— What the exercise asks —
Search the entries for the word "page" and pull out each line that has it.

— Listing —
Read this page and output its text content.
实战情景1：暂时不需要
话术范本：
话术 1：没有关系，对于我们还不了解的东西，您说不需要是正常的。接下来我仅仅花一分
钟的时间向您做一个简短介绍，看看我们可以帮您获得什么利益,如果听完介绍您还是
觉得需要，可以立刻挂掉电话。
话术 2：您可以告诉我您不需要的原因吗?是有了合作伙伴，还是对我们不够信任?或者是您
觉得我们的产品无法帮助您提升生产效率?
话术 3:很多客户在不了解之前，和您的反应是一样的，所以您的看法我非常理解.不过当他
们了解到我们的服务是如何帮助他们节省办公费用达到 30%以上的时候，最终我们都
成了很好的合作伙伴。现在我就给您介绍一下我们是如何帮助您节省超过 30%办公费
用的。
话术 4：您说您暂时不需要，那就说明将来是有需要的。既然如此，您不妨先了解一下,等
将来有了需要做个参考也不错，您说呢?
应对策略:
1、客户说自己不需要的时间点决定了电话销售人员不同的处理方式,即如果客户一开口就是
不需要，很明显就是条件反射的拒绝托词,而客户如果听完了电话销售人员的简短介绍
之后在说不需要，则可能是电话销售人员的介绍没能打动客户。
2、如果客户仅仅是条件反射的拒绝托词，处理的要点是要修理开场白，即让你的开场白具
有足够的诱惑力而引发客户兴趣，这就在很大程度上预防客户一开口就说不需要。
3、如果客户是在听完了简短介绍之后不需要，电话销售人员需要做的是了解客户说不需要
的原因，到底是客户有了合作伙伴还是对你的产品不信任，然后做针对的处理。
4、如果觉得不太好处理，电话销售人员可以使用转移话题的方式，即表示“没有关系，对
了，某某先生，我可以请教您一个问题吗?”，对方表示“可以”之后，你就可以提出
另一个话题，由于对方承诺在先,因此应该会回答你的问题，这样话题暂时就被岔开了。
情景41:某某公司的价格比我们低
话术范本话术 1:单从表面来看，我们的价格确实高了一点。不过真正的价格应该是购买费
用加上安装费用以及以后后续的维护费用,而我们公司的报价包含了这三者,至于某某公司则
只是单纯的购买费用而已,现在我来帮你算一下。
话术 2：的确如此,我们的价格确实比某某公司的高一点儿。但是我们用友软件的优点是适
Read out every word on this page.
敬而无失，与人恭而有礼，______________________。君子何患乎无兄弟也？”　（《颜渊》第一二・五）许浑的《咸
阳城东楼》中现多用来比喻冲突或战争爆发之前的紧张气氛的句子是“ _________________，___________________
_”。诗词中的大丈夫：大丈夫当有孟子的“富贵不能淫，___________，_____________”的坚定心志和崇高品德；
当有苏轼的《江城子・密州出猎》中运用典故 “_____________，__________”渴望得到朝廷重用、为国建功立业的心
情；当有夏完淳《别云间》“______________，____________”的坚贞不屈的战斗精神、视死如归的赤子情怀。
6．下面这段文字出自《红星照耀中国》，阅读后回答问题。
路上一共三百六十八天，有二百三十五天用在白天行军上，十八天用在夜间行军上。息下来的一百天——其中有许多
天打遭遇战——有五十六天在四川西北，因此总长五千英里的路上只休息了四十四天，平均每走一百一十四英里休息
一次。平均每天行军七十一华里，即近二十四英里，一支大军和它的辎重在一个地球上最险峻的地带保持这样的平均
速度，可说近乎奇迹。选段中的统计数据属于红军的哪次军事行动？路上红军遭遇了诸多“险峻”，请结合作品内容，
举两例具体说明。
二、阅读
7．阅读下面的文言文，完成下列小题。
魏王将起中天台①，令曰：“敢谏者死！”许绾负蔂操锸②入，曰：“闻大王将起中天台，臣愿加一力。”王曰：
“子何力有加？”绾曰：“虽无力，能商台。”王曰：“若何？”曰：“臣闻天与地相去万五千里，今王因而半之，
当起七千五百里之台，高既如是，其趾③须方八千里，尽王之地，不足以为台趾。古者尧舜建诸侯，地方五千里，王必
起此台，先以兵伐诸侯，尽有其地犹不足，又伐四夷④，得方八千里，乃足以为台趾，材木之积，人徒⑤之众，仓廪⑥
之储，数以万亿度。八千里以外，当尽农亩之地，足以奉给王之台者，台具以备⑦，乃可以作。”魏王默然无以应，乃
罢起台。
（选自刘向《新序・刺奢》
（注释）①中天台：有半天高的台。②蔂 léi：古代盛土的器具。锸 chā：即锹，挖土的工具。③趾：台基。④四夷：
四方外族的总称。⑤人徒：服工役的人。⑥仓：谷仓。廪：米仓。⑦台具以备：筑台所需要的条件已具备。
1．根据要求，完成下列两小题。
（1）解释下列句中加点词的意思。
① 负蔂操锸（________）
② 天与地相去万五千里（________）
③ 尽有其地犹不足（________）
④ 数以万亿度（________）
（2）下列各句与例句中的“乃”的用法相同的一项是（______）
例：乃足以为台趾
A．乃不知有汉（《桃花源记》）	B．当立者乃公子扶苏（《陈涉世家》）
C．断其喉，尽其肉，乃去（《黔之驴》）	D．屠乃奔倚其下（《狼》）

— Complete answer —
Read this page and output its text content.
Read out every word on this page.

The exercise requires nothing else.